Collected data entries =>
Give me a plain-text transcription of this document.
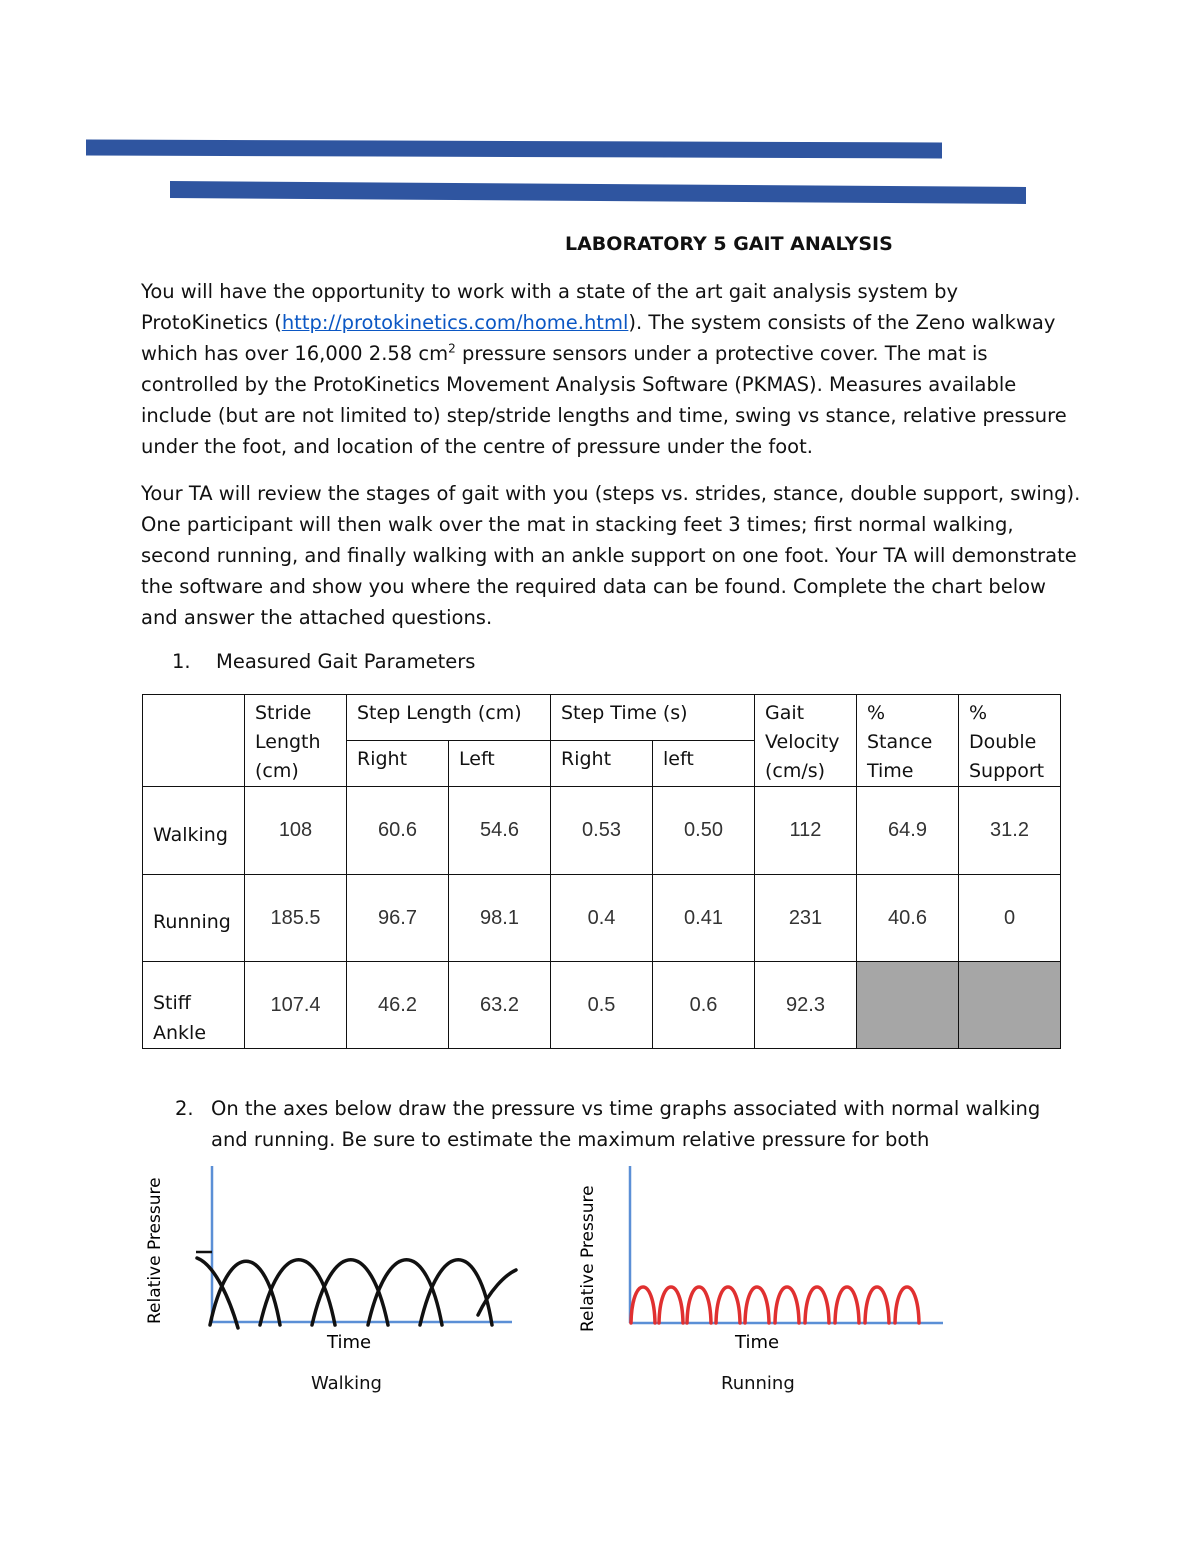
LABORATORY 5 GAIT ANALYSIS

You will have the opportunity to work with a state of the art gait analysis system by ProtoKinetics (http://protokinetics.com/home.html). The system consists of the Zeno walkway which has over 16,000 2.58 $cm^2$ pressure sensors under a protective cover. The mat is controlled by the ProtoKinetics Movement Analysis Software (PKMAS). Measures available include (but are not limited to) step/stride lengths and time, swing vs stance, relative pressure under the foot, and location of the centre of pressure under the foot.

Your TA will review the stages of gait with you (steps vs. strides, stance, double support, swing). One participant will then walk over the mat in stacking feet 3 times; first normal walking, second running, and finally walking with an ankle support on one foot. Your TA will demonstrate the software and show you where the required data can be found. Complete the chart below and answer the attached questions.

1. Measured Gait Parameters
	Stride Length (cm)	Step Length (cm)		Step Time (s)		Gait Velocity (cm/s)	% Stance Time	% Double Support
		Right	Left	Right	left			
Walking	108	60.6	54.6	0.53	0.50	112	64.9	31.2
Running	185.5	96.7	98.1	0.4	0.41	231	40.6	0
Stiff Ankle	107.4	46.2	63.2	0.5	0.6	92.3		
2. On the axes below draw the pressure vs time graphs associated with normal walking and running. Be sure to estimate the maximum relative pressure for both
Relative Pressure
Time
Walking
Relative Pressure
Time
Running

...

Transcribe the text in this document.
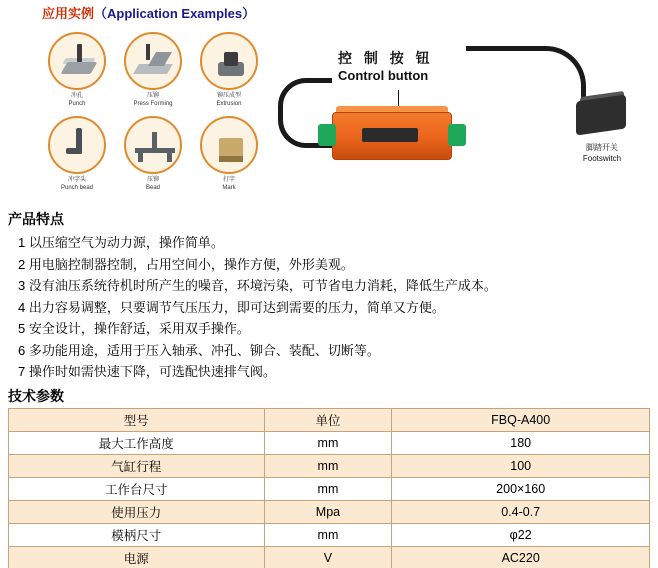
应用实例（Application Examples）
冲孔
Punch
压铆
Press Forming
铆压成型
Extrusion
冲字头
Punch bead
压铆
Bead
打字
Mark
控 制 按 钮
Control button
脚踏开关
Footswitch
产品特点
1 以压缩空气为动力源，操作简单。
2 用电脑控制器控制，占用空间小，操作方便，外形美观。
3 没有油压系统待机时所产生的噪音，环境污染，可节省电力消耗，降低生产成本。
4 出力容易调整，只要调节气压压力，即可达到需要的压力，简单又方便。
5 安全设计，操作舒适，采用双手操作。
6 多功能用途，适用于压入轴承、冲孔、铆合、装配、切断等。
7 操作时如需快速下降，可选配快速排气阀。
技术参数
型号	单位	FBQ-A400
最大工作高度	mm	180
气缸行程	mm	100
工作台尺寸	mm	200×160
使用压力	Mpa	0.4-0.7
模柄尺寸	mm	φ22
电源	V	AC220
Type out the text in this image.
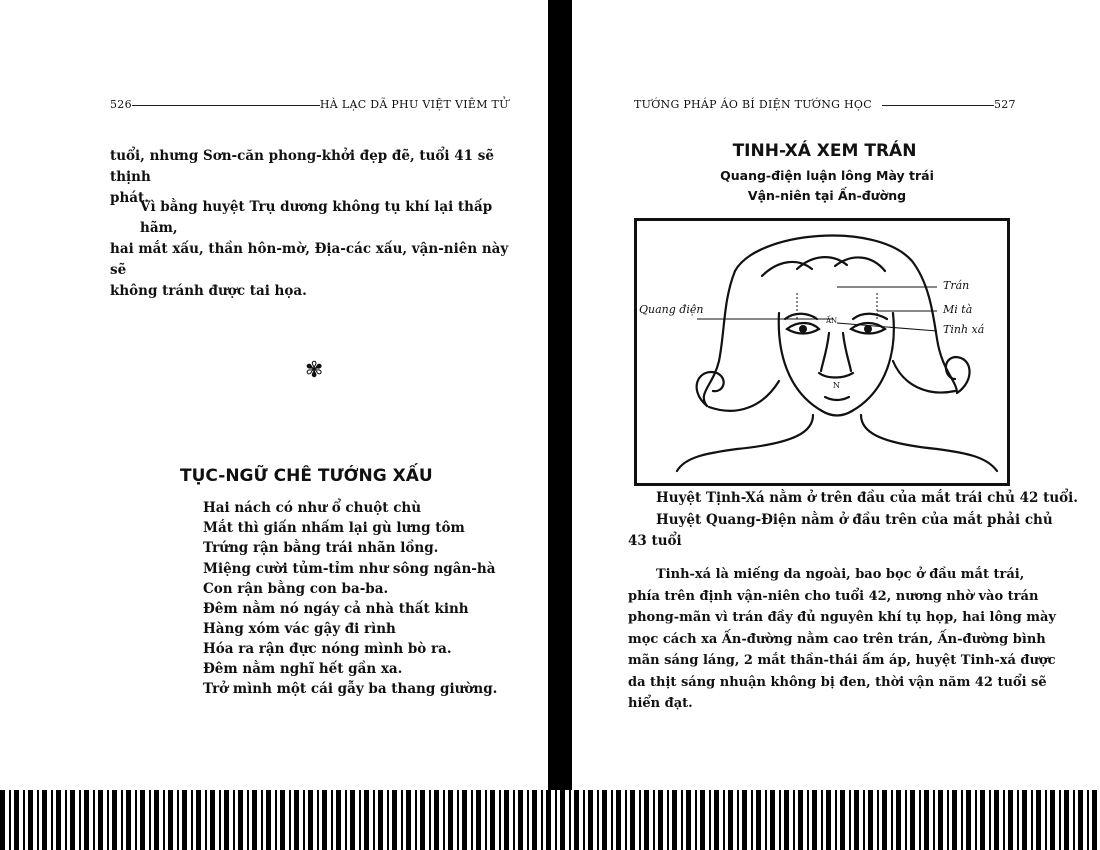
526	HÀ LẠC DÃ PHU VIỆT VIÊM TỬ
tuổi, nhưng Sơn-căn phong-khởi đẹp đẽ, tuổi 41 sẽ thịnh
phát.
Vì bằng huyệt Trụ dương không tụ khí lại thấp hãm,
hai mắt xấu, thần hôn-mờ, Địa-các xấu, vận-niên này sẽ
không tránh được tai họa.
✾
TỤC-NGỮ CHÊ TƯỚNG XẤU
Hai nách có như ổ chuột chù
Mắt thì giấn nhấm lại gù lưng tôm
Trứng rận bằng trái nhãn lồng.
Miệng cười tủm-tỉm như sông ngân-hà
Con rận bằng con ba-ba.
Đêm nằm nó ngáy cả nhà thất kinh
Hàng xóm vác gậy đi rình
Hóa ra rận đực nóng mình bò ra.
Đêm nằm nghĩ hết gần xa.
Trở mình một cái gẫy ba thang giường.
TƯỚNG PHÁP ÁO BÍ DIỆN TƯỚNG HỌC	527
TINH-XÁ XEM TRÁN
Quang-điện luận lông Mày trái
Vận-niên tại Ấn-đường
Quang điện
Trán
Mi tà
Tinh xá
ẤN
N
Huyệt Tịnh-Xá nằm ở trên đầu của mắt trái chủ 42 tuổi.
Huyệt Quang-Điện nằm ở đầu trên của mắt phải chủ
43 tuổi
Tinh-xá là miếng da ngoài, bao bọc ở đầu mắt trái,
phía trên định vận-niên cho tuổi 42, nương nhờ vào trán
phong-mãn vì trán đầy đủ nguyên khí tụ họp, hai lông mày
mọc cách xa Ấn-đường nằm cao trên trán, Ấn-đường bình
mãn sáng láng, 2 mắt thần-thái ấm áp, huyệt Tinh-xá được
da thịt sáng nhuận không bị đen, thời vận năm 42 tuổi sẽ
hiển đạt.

Short problem =>
Filter the records for lines holding the string "thần". Copy each one.

Completed task =>
hai mắt xấu, thần hôn-mờ, Địa-các xấu, vận-niên này sẽ
mãn sáng láng, 2 mắt thần-thái ấm áp, huyệt Tinh-xá được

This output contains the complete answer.